■ Exercise objective ■
Once the pictures are set aside, copy the data below exactly as it stands.

[Data tied to figure images]
· · ·

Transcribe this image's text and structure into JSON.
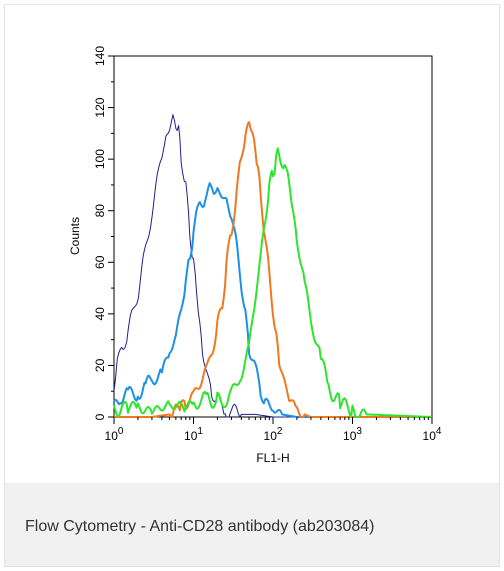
{
  "caption": "Flow Cytometry - Anti-CD28 antibody (ab203084)",
  "chart_data": {
    "type": "line",
    "title": "",
    "xlabel": "FL1-H",
    "ylabel": "Counts",
    "xscale": "log",
    "xlim": [
      1,
      10000
    ],
    "ylim": [
      0,
      140
    ],
    "yticks": [
      "0",
      "20",
      "40",
      "60",
      "80",
      "100",
      "120",
      "140"
    ],
    "xticks": [
      {
        "base": "10",
        "exp": "0"
      },
      {
        "base": "10",
        "exp": "1"
      },
      {
        "base": "10",
        "exp": "2"
      },
      {
        "base": "10",
        "exp": "3"
      },
      {
        "base": "10",
        "exp": "4"
      }
    ],
    "grid": false,
    "legend": "none",
    "series": [
      {
        "color": "#1f1f8f",
        "width": 1.0,
        "x": [
          1,
          1.1,
          1.3,
          1.5,
          1.8,
          2.1,
          2.5,
          3,
          3.5,
          4,
          4.5,
          5,
          5.5,
          6,
          6.5,
          7,
          8,
          9,
          10,
          11,
          12,
          13,
          15,
          17,
          20,
          25,
          30,
          40,
          60,
          100,
          1000,
          10000
        ],
        "y": [
          10,
          22,
          27,
          33,
          42,
          52,
          64,
          80,
          92,
          102,
          108,
          112,
          116,
          114,
          110,
          102,
          88,
          72,
          60,
          48,
          36,
          25,
          15,
          10,
          6,
          3,
          2,
          1,
          1,
          0,
          0,
          0
        ]
      },
      {
        "color": "#1e90e8",
        "width": 2.0,
        "x": [
          1,
          1.2,
          1.5,
          2,
          2.5,
          3,
          4,
          5,
          6,
          7,
          8,
          9,
          10,
          12,
          14,
          16,
          18,
          20,
          23,
          26,
          30,
          35,
          40,
          45,
          50,
          60,
          70,
          80,
          100,
          130,
          200,
          300,
          1000,
          10000
        ],
        "y": [
          4,
          8,
          8,
          10,
          12,
          14,
          18,
          24,
          32,
          42,
          52,
          62,
          72,
          82,
          86,
          88,
          89,
          87,
          86,
          84,
          78,
          66,
          52,
          38,
          28,
          18,
          10,
          6,
          3,
          1,
          0,
          0,
          0,
          0
        ]
      },
      {
        "color": "#f07820",
        "width": 2.0,
        "x": [
          1,
          3,
          5,
          7,
          8,
          10,
          12,
          15,
          18,
          20,
          23,
          26,
          30,
          35,
          40,
          45,
          50,
          55,
          60,
          65,
          70,
          80,
          90,
          100,
          110,
          120,
          140,
          160,
          200,
          250,
          300,
          400,
          1000,
          10000
        ],
        "y": [
          0,
          0,
          1,
          3,
          5,
          9,
          12,
          20,
          28,
          35,
          45,
          58,
          72,
          88,
          100,
          110,
          114,
          110,
          104,
          96,
          86,
          70,
          54,
          42,
          30,
          22,
          13,
          7,
          3,
          1,
          0,
          0,
          0,
          0
        ]
      },
      {
        "color": "#2ee52e",
        "width": 2.0,
        "x": [
          1,
          1.5,
          2,
          3,
          5,
          8,
          10,
          12,
          15,
          18,
          20,
          25,
          30,
          40,
          50,
          60,
          70,
          80,
          90,
          100,
          110,
          120,
          140,
          160,
          180,
          200,
          250,
          300,
          400,
          500,
          700,
          1000,
          1500,
          10000
        ],
        "y": [
          3,
          4,
          3,
          3,
          4,
          4,
          5,
          6,
          7,
          7,
          6,
          7,
          9,
          16,
          28,
          46,
          62,
          78,
          88,
          96,
          100,
          102,
          98,
          90,
          80,
          68,
          52,
          38,
          22,
          12,
          5,
          2,
          1,
          0
        ]
      }
    ]
  }
}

· · ·

■ Solution to this exercise ■
Transcribe this image's text and structure into JSON.
{
  "caption": "Flow Cytometry - Anti-CD28 antibody (ab203084)",
  "chart_data": {
    "type": "line",
    "title": "",
    "xlabel": "FL1-H",
    "ylabel": "Counts",
    "xscale": "log",
    "xlim": [
      1,
      10000
    ],
    "ylim": [
      0,
      140
    ],
    "yticks": [
      "0",
      "20",
      "40",
      "60",
      "80",
      "100",
      "120",
      "140"
    ],
    "xticks": [
      {
        "base": "10",
        "exp": "0"
      },
      {
        "base": "10",
        "exp": "1"
      },
      {
        "base": "10",
        "exp": "2"
      },
      {
        "base": "10",
        "exp": "3"
      },
      {
        "base": "10",
        "exp": "4"
      }
    ],
    "grid": false,
    "legend": "none",
    "series": [
      {
        "color": "#1f1f8f",
        "width": 1.0,
        "x": [
          1,
          1.1,
          1.3,
          1.5,
          1.8,
          2.1,
          2.5,
          3,
          3.5,
          4,
          4.5,
          5,
          5.5,
          6,
          6.5,
          7,
          8,
          9,
          10,
          11,
          12,
          13,
          15,
          17,
          20,
          25,
          30,
          40,
          60,
          100,
          1000,
          10000
        ],
        "y": [
          10,
          22,
          27,
          33,
          42,
          52,
          64,
          80,
          92,
          102,
          108,
          112,
          116,
          114,
          110,
          102,
          88,
          72,
          60,
          48,
          36,
          25,
          15,
          10,
          6,
          3,
          2,
          1,
          1,
          0,
          0,
          0
        ]
      },
      {
        "color": "#1e90e8",
        "width": 2.0,
        "x": [
          1,
          1.2,
          1.5,
          2,
          2.5,
          3,
          4,
          5,
          6,
          7,
          8,
          9,
          10,
          12,
          14,
          16,
          18,
          20,
          23,
          26,
          30,
          35,
          40,
          45,
          50,
          60,
          70,
          80,
          100,
          130,
          200,
          300,
          1000,
          10000
        ],
        "y": [
          4,
          8,
          8,
          10,
          12,
          14,
          18,
          24,
          32,
          42,
          52,
          62,
          72,
          82,
          86,
          88,
          89,
          87,
          86,
          84,
          78,
          66,
          52,
          38,
          28,
          18,
          10,
          6,
          3,
          1,
          0,
          0,
          0,
          0
        ]
      },
      {
        "color": "#f07820",
        "width": 2.0,
        "x": [
          1,
          3,
          5,
          7,
          8,
          10,
          12,
          15,
          18,
          20,
          23,
          26,
          30,
          35,
          40,
          45,
          50,
          55,
          60,
          65,
          70,
          80,
          90,
          100,
          110,
          120,
          140,
          160,
          200,
          250,
          300,
          400,
          1000,
          10000
        ],
        "y": [
          0,
          0,
          1,
          3,
          5,
          9,
          12,
          20,
          28,
          35,
          45,
          58,
          72,
          88,
          100,
          110,
          114,
          110,
          104,
          96,
          86,
          70,
          54,
          42,
          30,
          22,
          13,
          7,
          3,
          1,
          0,
          0,
          0,
          0
        ]
      },
      {
        "color": "#2ee52e",
        "width": 2.0,
        "x": [
          1,
          1.5,
          2,
          3,
          5,
          8,
          10,
          12,
          15,
          18,
          20,
          25,
          30,
          40,
          50,
          60,
          70,
          80,
          90,
          100,
          110,
          120,
          140,
          160,
          180,
          200,
          250,
          300,
          400,
          500,
          700,
          1000,
          1500,
          10000
        ],
        "y": [
          3,
          4,
          3,
          3,
          4,
          4,
          5,
          6,
          7,
          7,
          6,
          7,
          9,
          16,
          28,
          46,
          62,
          78,
          88,
          96,
          100,
          102,
          98,
          90,
          80,
          68,
          52,
          38,
          22,
          12,
          5,
          2,
          1,
          0
        ]
      }
    ]
  }
}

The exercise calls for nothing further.